### EXERCISE
Pick out each line of the data that contains the string "verse", copying it in full. Case counts.

* BEGIN SUPPLIED INFORMATION *

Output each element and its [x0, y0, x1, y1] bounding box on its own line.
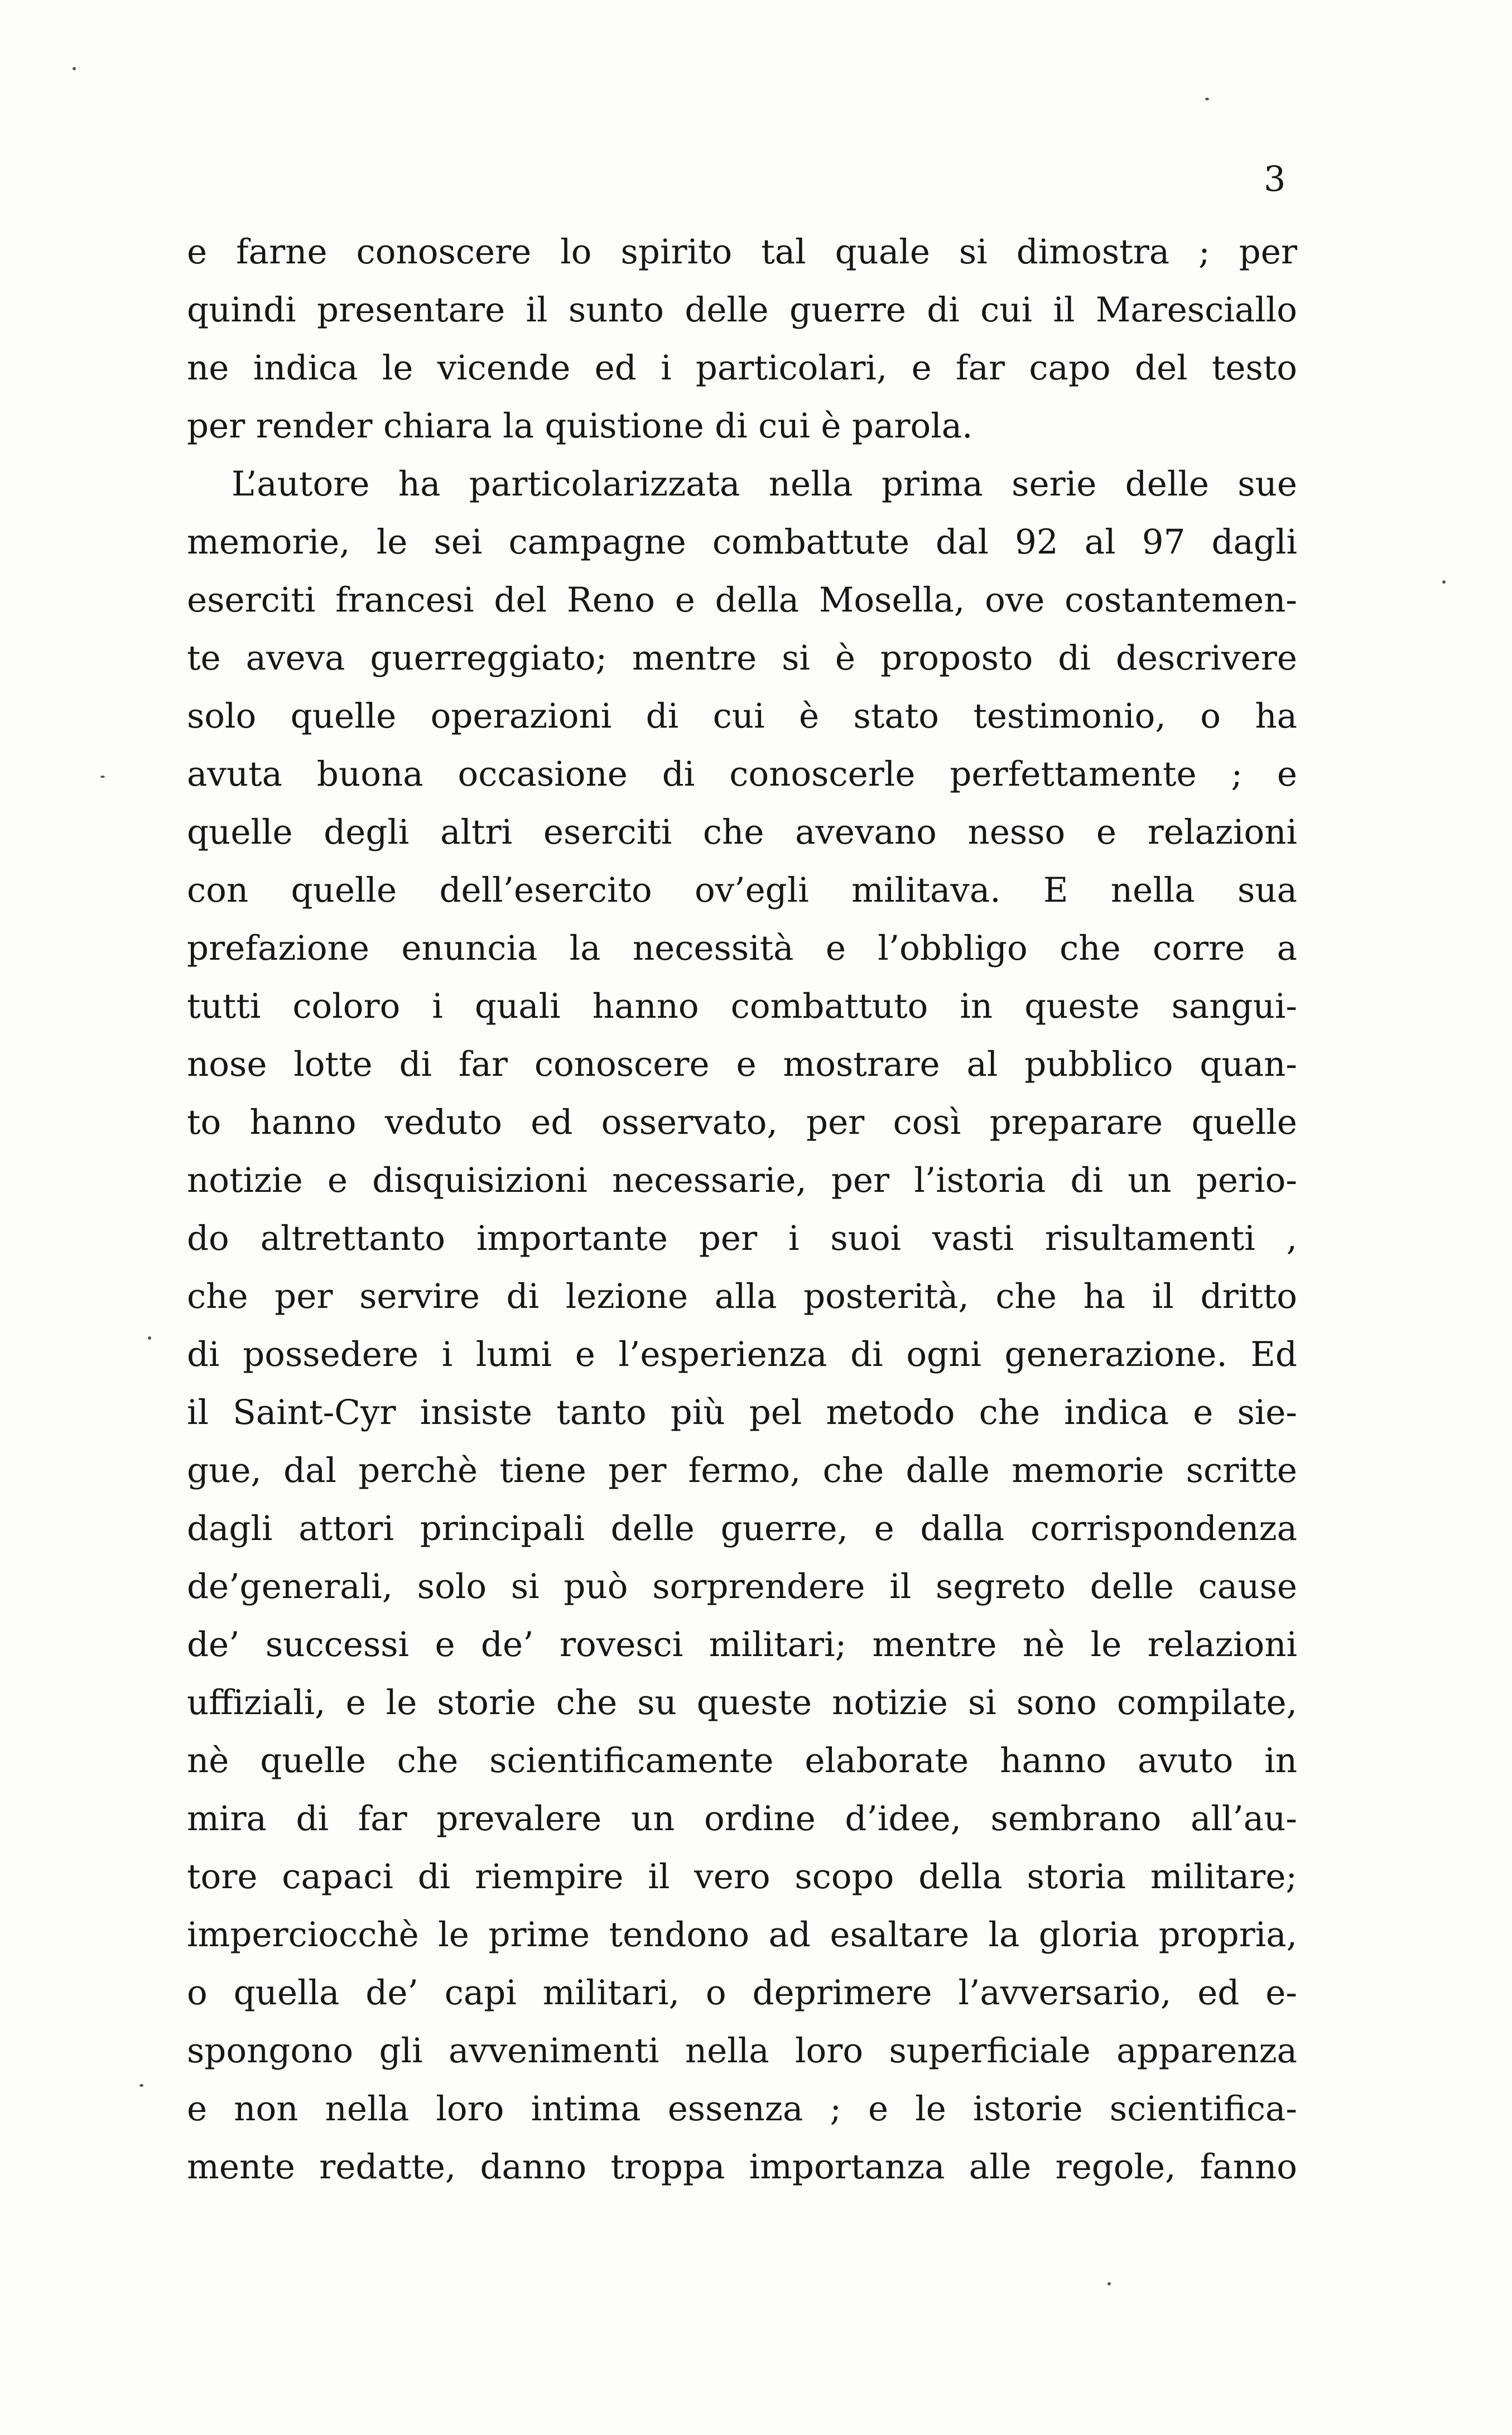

* END SUPPLIED INFORMATION *
* BEGIN SUPPLIED INFORMATION *

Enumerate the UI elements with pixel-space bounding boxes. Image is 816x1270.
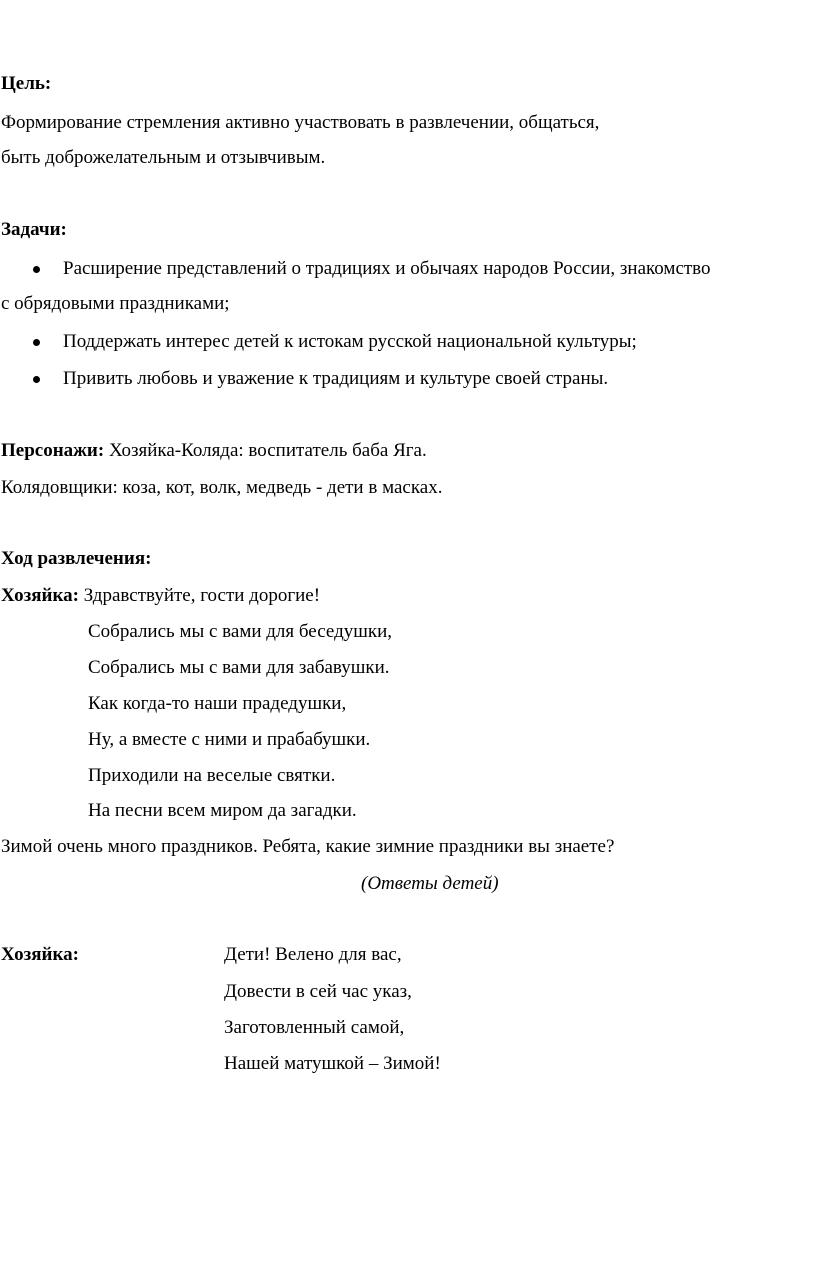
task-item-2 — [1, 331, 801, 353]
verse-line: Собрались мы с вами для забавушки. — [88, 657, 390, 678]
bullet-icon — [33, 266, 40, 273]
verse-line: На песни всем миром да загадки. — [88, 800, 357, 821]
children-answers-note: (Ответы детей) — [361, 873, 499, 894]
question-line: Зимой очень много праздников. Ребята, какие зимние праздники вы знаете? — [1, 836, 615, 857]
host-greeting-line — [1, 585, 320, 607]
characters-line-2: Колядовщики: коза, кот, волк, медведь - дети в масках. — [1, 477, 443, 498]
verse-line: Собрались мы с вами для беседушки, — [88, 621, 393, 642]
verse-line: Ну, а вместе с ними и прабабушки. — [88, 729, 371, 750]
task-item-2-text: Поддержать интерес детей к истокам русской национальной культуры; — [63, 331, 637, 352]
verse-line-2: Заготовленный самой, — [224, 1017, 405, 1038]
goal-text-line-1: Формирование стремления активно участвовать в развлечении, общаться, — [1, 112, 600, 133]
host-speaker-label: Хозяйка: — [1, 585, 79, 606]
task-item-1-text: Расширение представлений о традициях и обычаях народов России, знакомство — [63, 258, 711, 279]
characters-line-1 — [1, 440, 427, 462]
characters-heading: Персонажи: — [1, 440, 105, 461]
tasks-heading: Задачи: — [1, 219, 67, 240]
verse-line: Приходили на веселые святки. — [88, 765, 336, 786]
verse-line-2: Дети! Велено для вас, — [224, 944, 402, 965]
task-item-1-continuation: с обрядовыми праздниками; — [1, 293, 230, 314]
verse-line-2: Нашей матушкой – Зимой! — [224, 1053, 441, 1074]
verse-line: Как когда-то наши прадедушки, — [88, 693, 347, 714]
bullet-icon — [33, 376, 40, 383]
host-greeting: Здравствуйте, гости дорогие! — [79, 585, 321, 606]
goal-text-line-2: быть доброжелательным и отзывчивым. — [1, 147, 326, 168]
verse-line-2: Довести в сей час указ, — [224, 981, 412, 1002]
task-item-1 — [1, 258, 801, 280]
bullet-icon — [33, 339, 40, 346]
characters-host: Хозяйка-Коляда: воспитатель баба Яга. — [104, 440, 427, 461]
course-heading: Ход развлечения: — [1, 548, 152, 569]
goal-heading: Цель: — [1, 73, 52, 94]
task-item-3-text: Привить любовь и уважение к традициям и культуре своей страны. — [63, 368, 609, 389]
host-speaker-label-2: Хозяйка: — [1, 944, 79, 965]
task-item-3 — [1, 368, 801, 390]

* END SUPPLIED INFORMATION *

### SOLVED EXERCISE
verse-line: Собрались мы с вами для забавушки. — [88, 657, 390, 678]
verse-line: На песни всем миром да загадки. — [88, 800, 357, 821]
verse-line: Собрались мы с вами для беседушки, — [88, 621, 393, 642]
verse-line: Ну, а вместе с ними и прабабушки. — [88, 729, 371, 750]
verse-line-2: Заготовленный самой, — [224, 1017, 405, 1038]
verse-line: Приходили на веселые святки. — [88, 765, 336, 786]
verse-line-2: Дети! Велено для вас, — [224, 944, 402, 965]
verse-line-2: Нашей матушкой – Зимой! — [224, 1053, 441, 1074]
verse-line: Как когда-то наши прадедушки, — [88, 693, 347, 714]
verse-line-2: Довести в сей час указ, — [224, 981, 412, 1002]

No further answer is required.